**Trecho do documento:**
Décadas mais tarde, seu neto chamado Jacob, que trabalha como
engenheiro de software projetando simuladores de voo para aviões de combate da
Força Aérea dos EUA, compra a colmeia. Os insetos começam a lhe dar estranhos
insights místicos, até que perfuram a sua cabeça para inserir um cristal: é a
“BeeTV”, a versão da televisão das abelhas que dirigirá Jacob para o seu
destino como um assassino metafísico.
Mitologias explícitas
Apenas com esse simples plot (na verdade uma
versão, já que a narrativa em hipertexto potencialmente permite outras
interpretações) dá para perceber a esquisitice do projeto de David Blair. O
filme transcorre em tom de documentário, com uma narrativa em off do próprio
diretor com uma fala casual e monótona.
A vantagem de lidar com esses
filmes estranhos, ao contrário das narrativas realistas ou verossímeis, é que
essas produções bizarras tornam mais explícitas a mitologia que atualmente
anima as produções cinematográficas – o mix de gnosticismo, esoterismo,
espiritualismo conectado com tecnologia e temas mundanos.
Por trás do enredo incomum de
ficção-científica, uma missão de assassinato, uma visão inusitada da História
(tecnologias de comunicação, Iraque, Primeira Guerra Mundial etc.) e a
existência da vida depois a morte (com direito ao “Planeta dos Mortos”, “Mortos
na Lua”, reencarnação e carma) há toda uma mitologia contemporânea com forte
motivação gnóstica: o Deserto, a Bomba Atômica (as metáforas do homem como
estrangeiro num mundo que não lhe pertence); a jornada espiritual dirigida pela
BeeTV (o homem como um Viajante em busca de si mesmo); e uma conspiração norte
americana para destruir o Iraque, antiga Mesopotâmia e local bíblico do Jardim
do Éden – o homem como o Detetive que procura desvendar conspirações de alguém
que não o ama.

**Enunciado proposto A:** Segundo o trecho sobre o filme de David Blair, qual é a vantagem de lidar com filmes estranhos? Explique em uma a três frases.
O trecho e as entradas têm origens distintas.

**Dados extraídos:**

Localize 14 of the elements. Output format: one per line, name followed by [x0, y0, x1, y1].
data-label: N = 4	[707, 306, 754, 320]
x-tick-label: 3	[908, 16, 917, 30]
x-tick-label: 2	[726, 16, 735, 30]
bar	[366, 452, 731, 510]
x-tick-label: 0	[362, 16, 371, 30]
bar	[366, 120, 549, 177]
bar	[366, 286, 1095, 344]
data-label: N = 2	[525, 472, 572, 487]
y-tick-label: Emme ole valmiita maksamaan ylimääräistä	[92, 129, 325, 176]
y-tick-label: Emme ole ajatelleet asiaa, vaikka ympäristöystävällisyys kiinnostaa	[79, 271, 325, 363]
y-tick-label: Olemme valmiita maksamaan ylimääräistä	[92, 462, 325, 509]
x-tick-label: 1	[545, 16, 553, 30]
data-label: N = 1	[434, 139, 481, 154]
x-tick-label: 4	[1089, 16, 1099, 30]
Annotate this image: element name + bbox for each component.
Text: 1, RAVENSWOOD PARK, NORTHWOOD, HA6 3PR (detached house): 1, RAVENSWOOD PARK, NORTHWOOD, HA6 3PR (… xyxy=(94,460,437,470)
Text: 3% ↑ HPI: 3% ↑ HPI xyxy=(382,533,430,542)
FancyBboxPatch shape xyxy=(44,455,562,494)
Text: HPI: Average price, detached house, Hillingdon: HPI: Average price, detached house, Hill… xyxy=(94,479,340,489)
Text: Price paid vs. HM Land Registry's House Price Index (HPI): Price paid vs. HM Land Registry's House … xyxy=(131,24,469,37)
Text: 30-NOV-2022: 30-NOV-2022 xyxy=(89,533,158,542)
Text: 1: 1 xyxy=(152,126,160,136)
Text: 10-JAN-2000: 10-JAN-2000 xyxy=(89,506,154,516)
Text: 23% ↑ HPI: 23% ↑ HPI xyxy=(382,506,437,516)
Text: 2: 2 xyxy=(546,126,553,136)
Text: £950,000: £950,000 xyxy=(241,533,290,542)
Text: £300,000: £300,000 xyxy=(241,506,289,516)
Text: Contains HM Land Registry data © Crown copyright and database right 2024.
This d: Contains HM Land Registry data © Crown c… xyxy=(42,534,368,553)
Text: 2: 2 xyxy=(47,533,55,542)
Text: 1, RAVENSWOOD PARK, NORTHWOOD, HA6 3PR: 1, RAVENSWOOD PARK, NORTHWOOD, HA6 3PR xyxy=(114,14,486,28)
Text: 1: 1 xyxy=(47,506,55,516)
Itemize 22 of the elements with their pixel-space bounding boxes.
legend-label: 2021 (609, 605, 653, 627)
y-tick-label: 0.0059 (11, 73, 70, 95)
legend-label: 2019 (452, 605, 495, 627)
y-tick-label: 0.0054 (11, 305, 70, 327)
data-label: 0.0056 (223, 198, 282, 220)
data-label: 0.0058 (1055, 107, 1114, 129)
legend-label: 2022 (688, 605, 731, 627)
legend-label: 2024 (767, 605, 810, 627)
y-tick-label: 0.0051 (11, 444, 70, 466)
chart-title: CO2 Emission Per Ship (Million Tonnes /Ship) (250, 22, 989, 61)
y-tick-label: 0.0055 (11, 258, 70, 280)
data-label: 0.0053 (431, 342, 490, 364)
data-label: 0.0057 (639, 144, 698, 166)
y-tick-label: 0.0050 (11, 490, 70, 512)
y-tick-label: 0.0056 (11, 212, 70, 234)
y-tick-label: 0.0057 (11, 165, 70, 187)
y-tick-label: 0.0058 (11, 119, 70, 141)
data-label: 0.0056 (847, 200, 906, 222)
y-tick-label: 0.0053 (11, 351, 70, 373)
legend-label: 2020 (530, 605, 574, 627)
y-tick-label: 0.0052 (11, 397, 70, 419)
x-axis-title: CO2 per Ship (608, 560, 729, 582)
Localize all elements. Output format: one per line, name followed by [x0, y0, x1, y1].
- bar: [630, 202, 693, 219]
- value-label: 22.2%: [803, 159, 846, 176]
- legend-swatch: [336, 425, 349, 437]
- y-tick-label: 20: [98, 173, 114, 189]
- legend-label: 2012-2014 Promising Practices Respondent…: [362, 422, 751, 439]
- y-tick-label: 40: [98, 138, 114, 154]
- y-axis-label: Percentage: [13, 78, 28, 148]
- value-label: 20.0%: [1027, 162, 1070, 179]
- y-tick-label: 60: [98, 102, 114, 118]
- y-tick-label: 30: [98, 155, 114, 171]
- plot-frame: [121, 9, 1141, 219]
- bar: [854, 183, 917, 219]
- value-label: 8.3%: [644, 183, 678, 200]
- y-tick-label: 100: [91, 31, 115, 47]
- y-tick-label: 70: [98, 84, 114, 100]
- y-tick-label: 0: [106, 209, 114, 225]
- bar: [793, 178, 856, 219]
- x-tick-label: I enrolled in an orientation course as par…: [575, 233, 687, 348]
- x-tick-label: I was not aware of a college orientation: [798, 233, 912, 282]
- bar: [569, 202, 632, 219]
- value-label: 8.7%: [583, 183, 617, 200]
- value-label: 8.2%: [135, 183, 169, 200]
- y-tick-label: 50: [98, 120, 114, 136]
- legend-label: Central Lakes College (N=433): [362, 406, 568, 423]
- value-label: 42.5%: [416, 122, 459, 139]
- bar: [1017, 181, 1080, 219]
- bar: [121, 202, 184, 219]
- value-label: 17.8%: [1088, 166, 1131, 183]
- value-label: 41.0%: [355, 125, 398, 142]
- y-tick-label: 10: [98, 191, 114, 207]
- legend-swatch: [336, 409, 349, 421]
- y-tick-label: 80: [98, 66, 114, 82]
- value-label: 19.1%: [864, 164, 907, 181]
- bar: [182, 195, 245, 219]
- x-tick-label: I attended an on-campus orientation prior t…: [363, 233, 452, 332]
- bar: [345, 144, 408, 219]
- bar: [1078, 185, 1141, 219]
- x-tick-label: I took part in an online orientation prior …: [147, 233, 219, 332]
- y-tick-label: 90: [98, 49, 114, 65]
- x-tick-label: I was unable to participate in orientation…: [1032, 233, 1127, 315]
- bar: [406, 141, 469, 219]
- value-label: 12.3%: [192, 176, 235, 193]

**Enunciado proposto B:** Troque "detached house" por "casa isolada" nas entradas, do início delas até a linha que contém "Text: 30-NOV-2022: 30-NOV-2022", incluídas as duas extremidades. Reproduza somente essas linhas, sem nenhuma outra alteração.

**Resposta correta A:** Diferentemente das narrativas realistas ou verossímeis, essas produções bizarras tornam mais explícita a mitologia que atualmente anima as produções cinematográficas. Trata-se do mix de gnosticismo, esoterismo, espiritualismo conectado com tecnologia e temas mundanos.

**Resposta correta B:**
Localize 14 of the elements. Output format: one per line, name followed by [x0, y0, x1, y1].
data-label: N = 4	[707, 306, 754, 320]
x-tick-label: 3	[908, 16, 917, 30]
x-tick-label: 2	[726, 16, 735, 30]
bar	[366, 452, 731, 510]
x-tick-label: 0	[362, 16, 371, 30]
bar	[366, 120, 549, 177]
bar	[366, 286, 1095, 344]
data-label: N = 2	[525, 472, 572, 487]
y-tick-label: Emme ole valmiita maksamaan ylimääräistä	[92, 129, 325, 176]
y-tick-label: Emme ole ajatelleet asiaa, vaikka ympäristöystävällisyys kiinnostaa	[79, 271, 325, 363]
y-tick-label: Olemme valmiita maksamaan ylimääräistä	[92, 462, 325, 509]
x-tick-label: 1	[545, 16, 553, 30]
data-label: N = 1	[434, 139, 481, 154]
x-tick-label: 4	[1089, 16, 1099, 30]
Annotate this image: element name + bbox for each component.
Text: 1, RAVENSWOOD PARK, NORTHWOOD, HA6 3PR (casa isolada): 1, RAVENSWOOD PARK, NORTHWOOD, HA6 3PR (… xyxy=(94,460,437,470)
Text: 3% ↑ HPI: 3% ↑ HPI xyxy=(382,533,430,542)
FancyBboxPatch shape xyxy=(44,455,562,494)
Text: HPI: Average price, casa isolada, Hillingdon: HPI: Average price, casa isolada, Hill… xyxy=(94,479,340,489)
Text: Price paid vs. HM Land Registry's House Price Index (HPI): Price paid vs. HM Land Registry's House … xyxy=(131,24,469,37)
Text: 30-NOV-2022: 30-NOV-2022 xyxy=(89,533,158,542)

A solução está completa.